## Stated exercise
Extract everything from the line containing "button[interactable]: Home —" down to the line containing "staticText: Blue — [709, 520, 743, 542]", both included, and reproduce those lines verbatim.

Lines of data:
################

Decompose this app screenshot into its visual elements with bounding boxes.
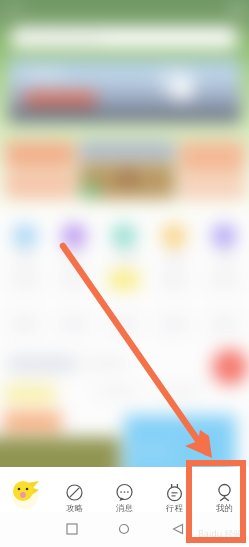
button[interactable] [5, 141, 75, 168]
button[interactable]: 攻略 [49, 467, 99, 512]
button[interactable] [79, 141, 175, 160]
staticText: 我的 [216, 503, 233, 512]
button[interactable]: 行程 [149, 467, 199, 512]
staticText: 攻略 [66, 503, 83, 512]
staticText: Baidu 经验 [198, 527, 243, 539]
button[interactable] [99, 315, 149, 333]
staticText: 火车票 [113, 253, 136, 262]
button[interactable]: 酒店 [49, 224, 99, 262]
staticText: 搜索目的地/景点/酒店 [24, 32, 102, 43]
button[interactable] [0, 437, 120, 467]
button[interactable]: 门票 [199, 224, 249, 262]
button[interactable]: Back [165, 516, 191, 542]
button[interactable]: 火车票 [99, 224, 149, 262]
button[interactable] [179, 178, 245, 199]
button[interactable]: 客服 [212, 349, 248, 385]
button[interactable] [5, 172, 75, 199]
button[interactable] [79, 163, 175, 199]
button[interactable]: Home [111, 516, 137, 542]
button[interactable]: 消息 [99, 467, 149, 512]
staticText: 机票 [17, 253, 32, 262]
button[interactable]: 限时特惠 [124, 415, 236, 467]
staticText: 行程 [166, 503, 183, 512]
button[interactable] [99, 271, 149, 289]
button[interactable]: 搜索目的地/景点/酒店 [10, 27, 239, 48]
staticText: 门票 [217, 253, 232, 262]
button[interactable] [179, 141, 245, 174]
staticText: 酒店 [67, 253, 82, 262]
staticText: 消息 [116, 503, 133, 512]
button[interactable]: 机票 [0, 224, 49, 262]
button[interactable]: Recents [59, 516, 85, 542]
button[interactable]: 我的 [199, 467, 249, 512]
button[interactable] [49, 271, 99, 289]
staticText: 旅游 [167, 253, 182, 262]
button[interactable]: 特价机票 [8, 59, 241, 123]
button[interactable]: 旅游 [149, 224, 199, 262]
button[interactable]: 首页 [0, 467, 49, 512]
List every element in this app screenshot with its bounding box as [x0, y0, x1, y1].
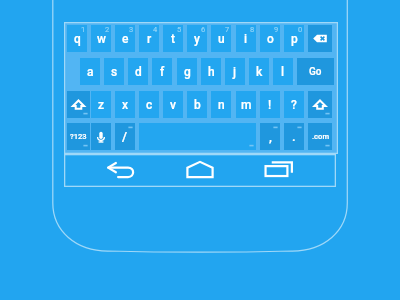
staticText: ?: [291, 98, 297, 112]
staticText: f: [160, 65, 165, 79]
staticText: j: [233, 65, 237, 79]
staticText: 4: [153, 25, 158, 34]
staticText: i: [244, 32, 248, 46]
staticText: a: [87, 65, 94, 79]
staticText: 9: [274, 25, 279, 34]
button[interactable]: ,: [260, 123, 280, 150]
button[interactable]: 0: [284, 25, 304, 52]
button[interactable]: l: [273, 58, 293, 85]
staticText: o: [267, 32, 274, 46]
button[interactable]: Shift: [67, 91, 90, 118]
button[interactable]: .com: [308, 123, 332, 150]
staticText: e: [122, 32, 129, 46]
button[interactable]: 4: [139, 25, 159, 52]
button[interactable]: j: [225, 58, 245, 85]
staticText: 6: [201, 25, 206, 34]
staticText: 1: [81, 25, 86, 34]
staticText: d: [135, 65, 142, 79]
button[interactable]: Go: [297, 58, 334, 85]
staticText: v: [170, 98, 176, 112]
staticText: 7: [225, 25, 230, 34]
staticText: y: [194, 32, 200, 46]
staticText: /: [122, 129, 128, 144]
staticText: h: [208, 65, 215, 79]
button[interactable]: 1: [67, 25, 87, 52]
staticText: w: [97, 32, 106, 46]
button[interactable]: x: [115, 91, 135, 118]
button[interactable]: Home: [178, 153, 222, 186]
staticText: p: [291, 32, 298, 46]
button[interactable]: /: [115, 123, 135, 150]
button[interactable]: Recents: [257, 153, 301, 185]
staticText: Go: [309, 66, 322, 78]
staticText: ,: [269, 129, 272, 144]
button[interactable]: 3: [115, 25, 135, 52]
staticText: n: [218, 98, 225, 112]
button[interactable]: ?: [284, 91, 304, 118]
staticText: u: [218, 32, 225, 46]
staticText: 5: [177, 25, 182, 34]
staticText: q: [74, 32, 81, 46]
staticText: z: [98, 98, 105, 112]
staticText: ?123: [70, 132, 87, 141]
button[interactable]: 8: [236, 25, 256, 52]
button[interactable]: z: [91, 91, 111, 118]
button[interactable]: d: [128, 58, 148, 85]
button[interactable]: 2: [91, 25, 111, 52]
button[interactable]: 9: [260, 25, 280, 52]
staticText: b: [194, 98, 201, 112]
staticText: 2: [105, 25, 110, 34]
staticText: l: [281, 65, 285, 79]
button[interactable]: Shift: [308, 91, 332, 118]
staticText: x: [122, 98, 129, 112]
button[interactable]: !: [260, 91, 280, 118]
button[interactable]: 5: [163, 25, 183, 52]
staticText: .: [292, 129, 296, 144]
staticText: !: [268, 98, 272, 112]
staticText: s: [111, 65, 118, 79]
staticText: 8: [250, 25, 255, 34]
button[interactable]: n: [211, 91, 231, 118]
button[interactable]: a: [80, 58, 100, 85]
button[interactable]: Backspace: [308, 25, 332, 52]
button[interactable]: .: [284, 123, 304, 150]
staticText: .com: [312, 132, 329, 141]
button[interactable]: 6: [187, 25, 207, 52]
button[interactable]: Voice input: [91, 123, 111, 150]
staticText: g: [184, 65, 191, 79]
staticText: c: [146, 98, 153, 112]
button[interactable]: f: [152, 58, 172, 85]
button[interactable]: s: [104, 58, 124, 85]
button[interactable]: Space: [139, 123, 256, 150]
button[interactable]: 7: [211, 25, 231, 52]
staticText: t: [171, 32, 175, 46]
button[interactable]: k: [249, 58, 269, 85]
staticText: r: [147, 32, 152, 46]
button[interactable]: g: [177, 58, 197, 85]
button[interactable]: v: [163, 91, 183, 118]
staticText: 3: [129, 25, 134, 34]
button[interactable]: Back: [99, 154, 142, 186]
button[interactable]: ?123: [67, 123, 90, 150]
staticText: m: [241, 98, 252, 112]
button[interactable]: h: [201, 58, 221, 85]
staticText: k: [256, 65, 263, 79]
button[interactable]: b: [187, 91, 207, 118]
button[interactable]: c: [139, 91, 159, 118]
button[interactable]: m: [236, 91, 256, 118]
staticText: 0: [298, 25, 303, 34]
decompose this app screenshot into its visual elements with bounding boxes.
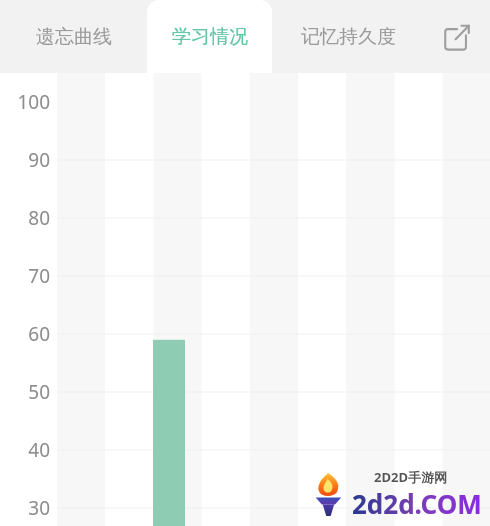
staticText: 记忆持久度: [301, 25, 396, 49]
staticText: 40: [28, 437, 50, 463]
staticText: 90: [28, 147, 50, 173]
button[interactable]: Share: [424, 0, 490, 73]
button[interactable]: 遗忘曲线: [0, 0, 147, 73]
staticText: 30: [28, 495, 50, 521]
staticText: 2d2d.COM: [352, 486, 482, 521]
staticText: 2D2D手游网: [374, 468, 447, 486]
button[interactable]: 记忆持久度: [272, 0, 424, 73]
staticText: 100: [17, 89, 50, 115]
staticText: 遗忘曲线: [36, 25, 112, 49]
staticText: 50: [28, 379, 50, 405]
staticText: 学习情况: [172, 25, 248, 49]
staticText: 70: [28, 263, 50, 289]
button[interactable]: 学习情况: [147, 0, 272, 73]
staticText: 80: [28, 205, 50, 231]
staticText: 60: [28, 321, 50, 347]
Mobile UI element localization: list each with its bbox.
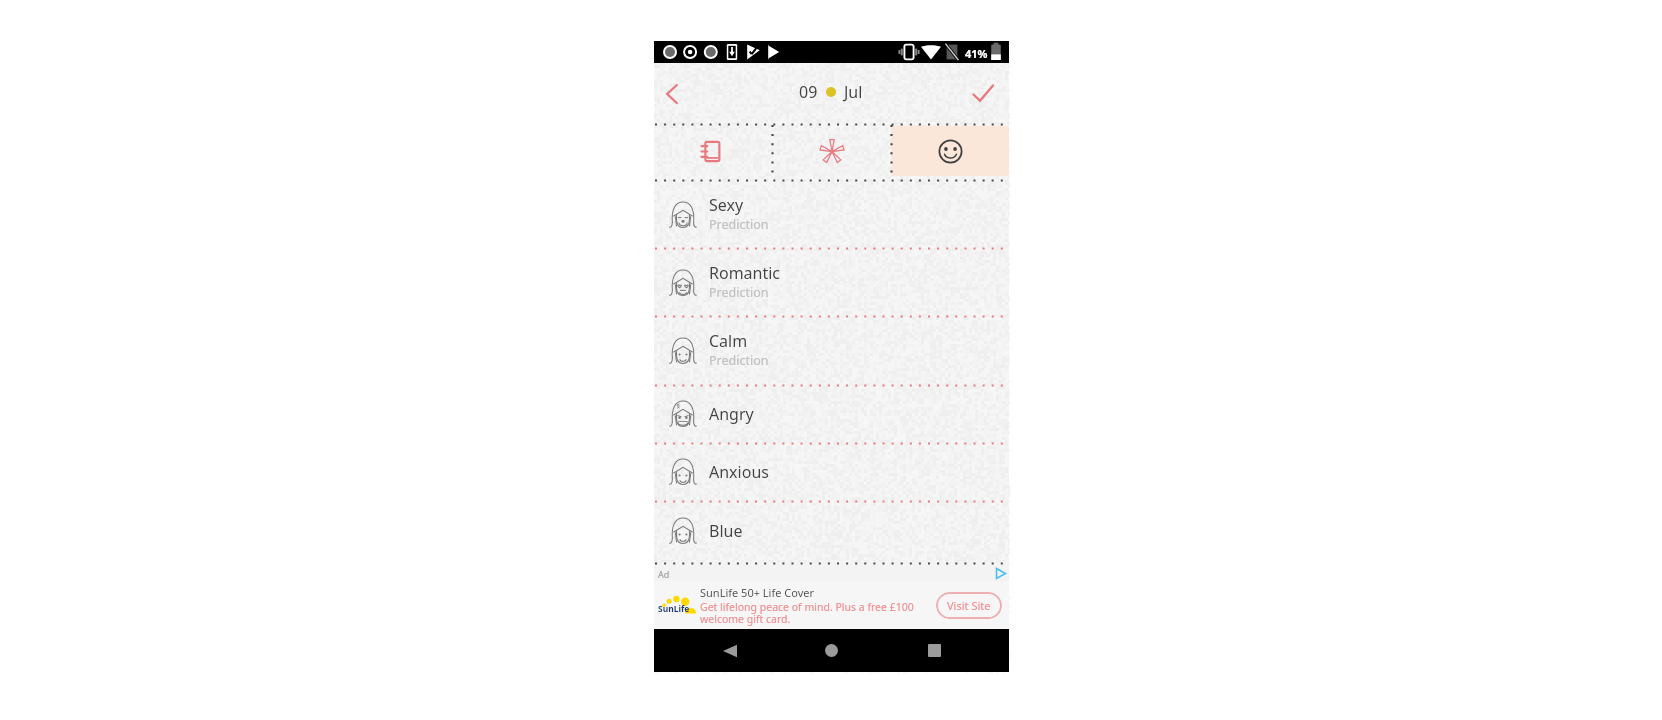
button[interactable]: Home — [809, 629, 853, 672]
button[interactable]: Symptoms — [773, 126, 891, 176]
button[interactable]: SunLife — [654, 581, 1009, 630]
staticText: Calm — [709, 330, 748, 352]
button[interactable]: Calm — [654, 316, 1009, 385]
button[interactable]: Save — [962, 72, 1006, 116]
staticText: SunLife 50+ Life Cover — [700, 585, 814, 600]
staticText: Sexy — [709, 194, 744, 216]
staticText: Blue — [709, 520, 743, 542]
button[interactable]: Recents — [912, 629, 956, 672]
staticText: Prediction — [709, 352, 769, 369]
button[interactable]: Blue — [654, 502, 1009, 560]
staticText: Ad — [658, 568, 670, 580]
button[interactable]: Mood — [891, 126, 1009, 176]
button[interactable]: Angry — [654, 385, 1009, 443]
button[interactable]: Visit Site — [936, 592, 1002, 619]
staticText: Get lifelong peace of mind. Plus a free … — [700, 600, 933, 626]
button[interactable]: Notes — [654, 126, 773, 176]
button[interactable]: Romantic — [654, 248, 1009, 317]
staticText: Prediction — [709, 216, 769, 233]
staticText: Romantic — [709, 262, 781, 284]
button[interactable]: Back — [650, 72, 694, 116]
button[interactable]: Anxious — [654, 443, 1009, 501]
staticText: Anxious — [709, 461, 769, 483]
button[interactable]: Back — [708, 629, 752, 672]
staticText: Visit Site — [947, 598, 991, 613]
staticText: SunLife — [658, 603, 690, 615]
staticText: Jul — [844, 81, 863, 103]
button[interactable]: Sexy — [654, 181, 1009, 248]
staticText: Angry — [709, 403, 754, 425]
staticText: 41% — [965, 46, 988, 61]
staticText: 09 — [799, 81, 818, 103]
staticText: Prediction — [709, 284, 769, 301]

################

## Expected output
button[interactable]: Home — [809, 629, 853, 672]
button[interactable]: Symptoms — [773, 126, 891, 176]
button[interactable]: SunLife — [654, 581, 1009, 630]
staticText: Calm — [709, 330, 748, 352]
button[interactable]: Calm — [654, 316, 1009, 385]
button[interactable]: Save — [962, 72, 1006, 116]
staticText: SunLife 50+ Life Cover — [700, 585, 814, 600]
staticText: Sexy — [709, 194, 744, 216]
staticText: Blue — [709, 520, 743, 542]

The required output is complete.